**取り組む課題**
[1] 記事のうち、「ライブ感を交えながら独断と偏見で綴るブログ」から「R.シュトラウス/交響詩「ドン・ファン」」までの部分を一字一句変えずに抜き出してください。
[2] 記録の中から、「High」という文字列を含む行をすべて集めてください。

ミーハーのクラシック音楽鑑賞

ライブ感を交えながら独断と偏見で綴るブログ

ルルー&アシュケナージのN響

2016-06-20 23:45:11 | N響
先日(17日)NHKホールで開かれたNHK交響楽団第1839回定期公演を聴いてきた。指揮はウラディーミル・アシュケナージ。オーボエはフランソワ・ルルー。

【演目】(※はアンコール曲)
R.シュトラウス/交響詩「ドン・ファン」
R.シュトラウス/オーボエ協奏曲ニ長調
※グルック/「オルフェオとエウリディーチェ」から「精霊の踊り」

(収集されたデータ項目)
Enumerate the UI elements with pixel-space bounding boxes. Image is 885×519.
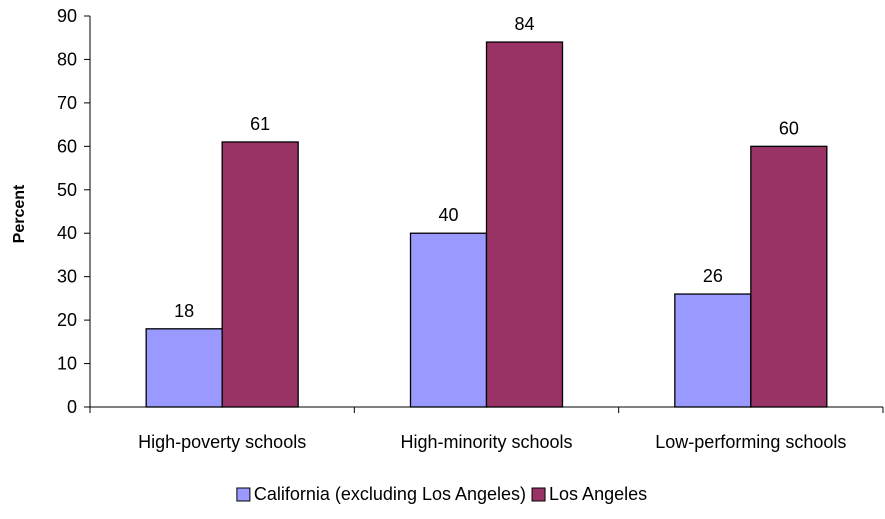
data-label: 18 (174, 301, 194, 321)
y-tick-label: 70 (57, 93, 77, 113)
y-tick-label: 20 (57, 310, 77, 330)
data-label: 26 (703, 266, 723, 286)
x-axis: High-poverty schools High-minority school… (89, 406, 884, 452)
x-category-label: Low-performing schools (655, 432, 846, 452)
data-label: 60 (779, 118, 799, 138)
bar-california (674, 293, 752, 408)
y-tick-label: 50 (57, 180, 77, 200)
y-tick-label: 90 (57, 6, 77, 26)
y-tick-label: 40 (57, 223, 77, 243)
y-axis: 0 10 20 30 40 50 60 70 80 90 (57, 6, 91, 417)
legend-label: Los Angeles (549, 484, 647, 504)
legend: California (excluding Los Angeles) Los An… (236, 484, 647, 504)
legend-swatch-los-angeles (531, 487, 546, 502)
data-label: 84 (514, 14, 534, 34)
y-axis-label: Percent (11, 184, 28, 243)
legend-swatch-california (236, 487, 251, 502)
y-tick-label: 0 (67, 397, 77, 417)
y-tick-label: 30 (57, 267, 77, 287)
bar-los-angeles (485, 41, 564, 408)
bar-california (409, 232, 488, 408)
x-category-label: High-poverty schools (138, 432, 306, 452)
bars: 18 61 40 84 26 60 (145, 14, 828, 408)
data-label: 61 (250, 114, 270, 134)
y-tick-label: 80 (57, 49, 77, 69)
bar-los-angeles (750, 145, 828, 408)
bar-los-angeles (221, 141, 299, 408)
bar-california (145, 328, 223, 408)
x-category-label: High-minority schools (400, 432, 572, 452)
data-label: 40 (438, 205, 458, 225)
legend-label: California (excluding Los Angeles) (254, 484, 526, 504)
y-tick-label: 10 (57, 354, 77, 374)
y-tick-label: 60 (57, 136, 77, 156)
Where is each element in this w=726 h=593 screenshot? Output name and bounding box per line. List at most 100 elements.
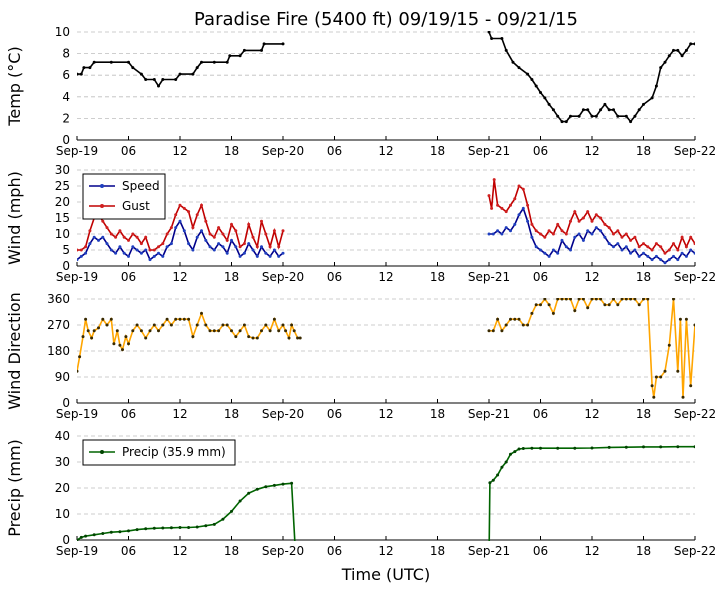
data-point [77,248,79,252]
data-point [178,526,182,529]
y-tick-label: 25 [55,179,70,193]
x-tick-label: 18 [224,407,239,421]
data-point [131,329,135,333]
data-point [161,254,165,258]
data-point [511,60,515,64]
y-tick-label: 10 [55,25,70,39]
data-point [530,78,534,81]
x-tick-label: 18 [224,544,239,558]
data-point [543,251,547,255]
data-point [624,245,628,249]
data-point [174,213,178,217]
data-point [221,245,225,249]
data-point [534,229,538,233]
data-point [178,219,182,223]
x-tick-label: 18 [636,144,651,158]
data-point [681,395,685,399]
data-point [287,336,291,340]
data-point [624,298,628,301]
data-point [79,72,83,76]
data-point [581,216,585,220]
data-point [200,203,203,207]
series-line-precip-0 [77,482,296,541]
data-point [152,254,156,258]
data-point [551,311,555,315]
data-point [92,235,96,239]
data-point [114,235,118,239]
data-point [230,222,233,226]
data-point [676,48,680,52]
data-point [629,238,633,242]
x-tick-label: 12 [378,270,393,284]
data-point [551,248,555,252]
data-point [169,323,173,327]
y-tick-label: 180 [47,344,70,358]
data-point [607,242,611,246]
data-point [659,445,663,449]
data-point [654,375,658,379]
data-point [221,232,225,236]
data-point [298,336,302,340]
data-point [264,232,268,236]
data-point [204,238,208,242]
data-point [105,242,109,246]
data-point [577,114,581,118]
data-point [500,329,504,333]
y-tick-label: 30 [55,163,70,177]
data-point [182,229,186,233]
data-point [148,258,152,262]
data-point [101,317,105,321]
data-point [124,335,128,339]
data-point [684,317,688,321]
data-point [624,232,628,236]
x-tick-label: 06 [533,407,548,421]
data-point [711,255,714,258]
data-point [684,245,688,249]
data-point [496,229,500,233]
data-point [521,447,525,450]
data-point [607,303,611,307]
data-point [693,323,695,327]
data-point [650,248,654,252]
data-point [262,42,266,46]
data-point [88,229,92,233]
data-point [646,245,650,249]
data-point [633,248,637,252]
data-point [174,317,178,321]
x-tick-label: 06 [533,144,548,158]
data-point [135,248,139,252]
data-point [534,84,538,88]
data-point [144,78,148,81]
x-tick-label: 12 [172,270,187,284]
data-point [702,252,705,255]
y-tick-label: 10 [55,227,70,241]
data-point [92,60,96,64]
data-point [633,298,637,301]
data-point [667,258,671,262]
data-point [684,48,688,52]
data-point [487,329,491,333]
data-point [84,245,88,249]
data-point [612,245,615,249]
data-point [127,254,130,258]
y-axis-label: Wind Direction [5,292,24,410]
data-point [191,72,195,76]
data-point [127,60,130,64]
data-point [272,317,276,321]
data-point [247,222,251,226]
data-point [706,255,709,258]
data-point [564,120,568,124]
data-point [599,229,603,233]
data-point [698,370,701,373]
data-point [251,336,255,340]
data-point [178,203,182,207]
data-point [109,317,113,321]
data-point [200,311,203,315]
panel-dir: 0 90 180 270 360 Sep-19 06 12 18 Sep-20 06 12 18 Sep-… [5,292,716,421]
data-point [624,445,628,449]
data-point [676,248,680,252]
data-point [490,37,494,40]
data-point [659,375,663,379]
data-point [281,482,285,486]
data-point [642,102,645,106]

**課題別の結果**
[1]
ライブ感を交えながら独断と偏見で綴るブログ

ルルー&アシュケナージのN響

2016-06-20 23:45:11 | N響
先日(17日)NHKホールで開かれたNHK交響楽団第1839回定期公演を聴いてきた。指揮はウラディーミル・アシュケナージ。オーボエはフランソワ・ルルー。

【演目】(※はアンコール曲)
R.シュトラウス/交響詩「ドン・ファン」

[2]
x-axis: High-poverty schools High-minority school… (89, 406, 884, 452)
x-category-label: High-poverty schools (138, 432, 306, 452)
x-category-label: High-minority schools (400, 432, 572, 452)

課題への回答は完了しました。